* _Job_
Which lines below hold the word "title"? Copy all of them.

* _Record list_
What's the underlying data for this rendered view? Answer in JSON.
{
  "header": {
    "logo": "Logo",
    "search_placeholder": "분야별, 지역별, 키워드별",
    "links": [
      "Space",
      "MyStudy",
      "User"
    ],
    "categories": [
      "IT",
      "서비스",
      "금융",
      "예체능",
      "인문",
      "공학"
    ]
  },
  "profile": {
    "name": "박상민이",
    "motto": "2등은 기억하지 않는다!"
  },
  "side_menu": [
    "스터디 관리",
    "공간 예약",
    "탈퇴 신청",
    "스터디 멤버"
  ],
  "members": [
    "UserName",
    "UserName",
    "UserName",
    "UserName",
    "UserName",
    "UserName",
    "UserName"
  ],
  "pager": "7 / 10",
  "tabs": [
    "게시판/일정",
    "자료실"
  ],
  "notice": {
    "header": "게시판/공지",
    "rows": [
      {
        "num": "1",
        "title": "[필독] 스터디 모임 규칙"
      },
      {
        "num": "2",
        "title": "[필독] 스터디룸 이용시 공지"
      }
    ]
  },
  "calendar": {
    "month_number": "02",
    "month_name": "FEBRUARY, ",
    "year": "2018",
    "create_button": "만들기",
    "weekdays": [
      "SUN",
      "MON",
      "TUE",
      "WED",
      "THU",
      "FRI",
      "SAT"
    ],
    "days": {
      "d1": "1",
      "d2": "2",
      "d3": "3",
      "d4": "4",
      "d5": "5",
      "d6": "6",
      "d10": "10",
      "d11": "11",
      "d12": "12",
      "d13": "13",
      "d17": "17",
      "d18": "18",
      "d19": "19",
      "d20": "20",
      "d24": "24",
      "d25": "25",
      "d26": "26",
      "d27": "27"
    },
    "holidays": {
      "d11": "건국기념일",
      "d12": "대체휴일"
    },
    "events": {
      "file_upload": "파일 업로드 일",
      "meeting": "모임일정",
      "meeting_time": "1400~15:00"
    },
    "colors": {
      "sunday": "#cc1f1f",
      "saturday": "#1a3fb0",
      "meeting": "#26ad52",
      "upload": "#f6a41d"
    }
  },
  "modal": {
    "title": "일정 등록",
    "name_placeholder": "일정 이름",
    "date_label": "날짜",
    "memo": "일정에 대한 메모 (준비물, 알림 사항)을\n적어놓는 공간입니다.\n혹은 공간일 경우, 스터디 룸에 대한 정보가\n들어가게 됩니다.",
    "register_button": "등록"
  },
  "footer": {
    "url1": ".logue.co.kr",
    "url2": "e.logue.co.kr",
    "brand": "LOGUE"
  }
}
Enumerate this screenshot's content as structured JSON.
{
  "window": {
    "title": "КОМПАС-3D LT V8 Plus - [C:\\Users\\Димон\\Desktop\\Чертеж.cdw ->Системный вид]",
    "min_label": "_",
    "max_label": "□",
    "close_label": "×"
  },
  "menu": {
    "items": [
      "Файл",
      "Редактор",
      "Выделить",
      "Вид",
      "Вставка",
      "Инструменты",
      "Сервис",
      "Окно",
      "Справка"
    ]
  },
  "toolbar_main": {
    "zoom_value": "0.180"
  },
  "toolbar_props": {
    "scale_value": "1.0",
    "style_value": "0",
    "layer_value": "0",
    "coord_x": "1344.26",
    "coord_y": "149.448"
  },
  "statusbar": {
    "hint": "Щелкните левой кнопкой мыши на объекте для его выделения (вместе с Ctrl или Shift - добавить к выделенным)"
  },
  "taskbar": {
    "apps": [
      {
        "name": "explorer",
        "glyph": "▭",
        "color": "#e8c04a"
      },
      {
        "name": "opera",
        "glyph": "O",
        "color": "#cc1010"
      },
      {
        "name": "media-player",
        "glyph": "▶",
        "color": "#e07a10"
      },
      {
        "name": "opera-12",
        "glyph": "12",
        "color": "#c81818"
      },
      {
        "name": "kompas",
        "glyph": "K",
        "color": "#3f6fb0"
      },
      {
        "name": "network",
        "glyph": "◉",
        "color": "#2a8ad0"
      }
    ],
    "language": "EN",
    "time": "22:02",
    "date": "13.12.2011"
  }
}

* _Full response_
        "title": "[필독] 스터디 모임 규칙"
        "title": "[필독] 스터디룸 이용시 공지"
    "title": "일정 등록",
    "title": "КОМПАС-3D LT V8 Plus - [C:\\Users\\Димон\\Desktop\\Чертеж.cdw ->Системный вид]",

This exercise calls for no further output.